- _WHAT THIS TASK INVOLVES_
The records that follow must be reproduced in full, exactly as written.

+---+

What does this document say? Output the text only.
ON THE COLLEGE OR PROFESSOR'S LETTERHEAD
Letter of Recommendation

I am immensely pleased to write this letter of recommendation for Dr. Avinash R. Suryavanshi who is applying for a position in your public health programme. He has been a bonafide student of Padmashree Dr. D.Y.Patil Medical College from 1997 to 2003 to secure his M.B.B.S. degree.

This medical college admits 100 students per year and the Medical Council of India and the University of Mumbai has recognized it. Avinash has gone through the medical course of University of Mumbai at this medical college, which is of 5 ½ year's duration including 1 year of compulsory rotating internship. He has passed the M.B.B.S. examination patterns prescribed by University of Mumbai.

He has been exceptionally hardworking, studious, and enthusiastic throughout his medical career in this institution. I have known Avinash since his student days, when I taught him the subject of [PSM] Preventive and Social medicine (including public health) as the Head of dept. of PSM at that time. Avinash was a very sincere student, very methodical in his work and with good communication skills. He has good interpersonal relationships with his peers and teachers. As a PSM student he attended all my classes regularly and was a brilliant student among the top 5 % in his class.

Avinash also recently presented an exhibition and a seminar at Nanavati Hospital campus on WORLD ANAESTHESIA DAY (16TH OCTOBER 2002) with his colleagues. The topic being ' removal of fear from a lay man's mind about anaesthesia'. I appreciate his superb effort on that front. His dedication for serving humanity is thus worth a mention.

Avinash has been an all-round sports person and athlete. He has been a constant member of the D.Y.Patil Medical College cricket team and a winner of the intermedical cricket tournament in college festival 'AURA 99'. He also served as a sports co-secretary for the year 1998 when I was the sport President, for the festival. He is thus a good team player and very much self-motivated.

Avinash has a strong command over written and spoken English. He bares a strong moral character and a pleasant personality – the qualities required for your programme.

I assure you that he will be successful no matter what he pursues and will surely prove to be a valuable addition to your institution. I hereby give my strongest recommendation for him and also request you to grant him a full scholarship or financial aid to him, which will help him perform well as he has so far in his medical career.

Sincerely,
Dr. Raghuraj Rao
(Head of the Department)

+---+

- _CORRECT RESPONSE_
What does this document say? Output the text only.
ON THE COLLEGE OR PROFESSOR'S LETTERHEAD
Letter of Recommendation

I am immensely pleased to write this letter of recommendation for Dr. Avinash R. Suryavanshi who is applying for a position in your public health programme. He has been a bonafide student of Padmashree Dr. D.Y.Patil Medical College from 1997 to 2003 to secure his M.B.B.S. degree.

This medical college admits 100 students per year and the Medical Council of India and the University of Mumbai has recognized it. Avinash has gone through the medical course of University of Mumbai at this medical college, which is of 5 ½ year's duration including 1 year of compulsory rotating internship. He has passed the M.B.B.S. examination patterns prescribed by University of Mumbai.

He has been exceptionally hardworking, studious, and enthusiastic throughout his medical career in this institution. I have known Avinash since his student days, when I taught him the subject of [PSM] Preventive and Social medicine (including public health) as the Head of dept. of PSM at that time. Avinash was a very sincere student, very methodical in his work and with good communication skills. He has good interpersonal relationships with his peers and teachers. As a PSM student he attended all my classes regularly and was a brilliant student among the top 5 % in his class.

Avinash also recently presented an exhibition and a seminar at Nanavati Hospital campus on WORLD ANAESTHESIA DAY (16TH OCTOBER 2002) with his colleagues. The topic being ' removal of fear from a lay man's mind about anaesthesia'. I appreciate his superb effort on that front. His dedication for serving humanity is thus worth a mention.

Avinash has been an all-round sports person and athlete. He has been a constant member of the D.Y.Patil Medical College cricket team and a winner of the intermedical cricket tournament in college festival 'AURA 99'. He also served as a sports co-secretary for the year 1998 when I was the sport President, for the festival. He is thus a good team player and very much self-motivated.

Avinash has a strong command over written and spoken English. He bares a strong moral character and a pleasant personality – the qualities required for your programme.

I assure you that he will be successful no matter what he pursues and will surely prove to be a valuable addition to your institution. I hereby give my strongest recommendation for him and also request you to grant him a full scholarship or financial aid to him, which will help him perform well as he has so far in his medical career.

Sincerely,
Dr. Raghuraj Rao
(Head of the Department)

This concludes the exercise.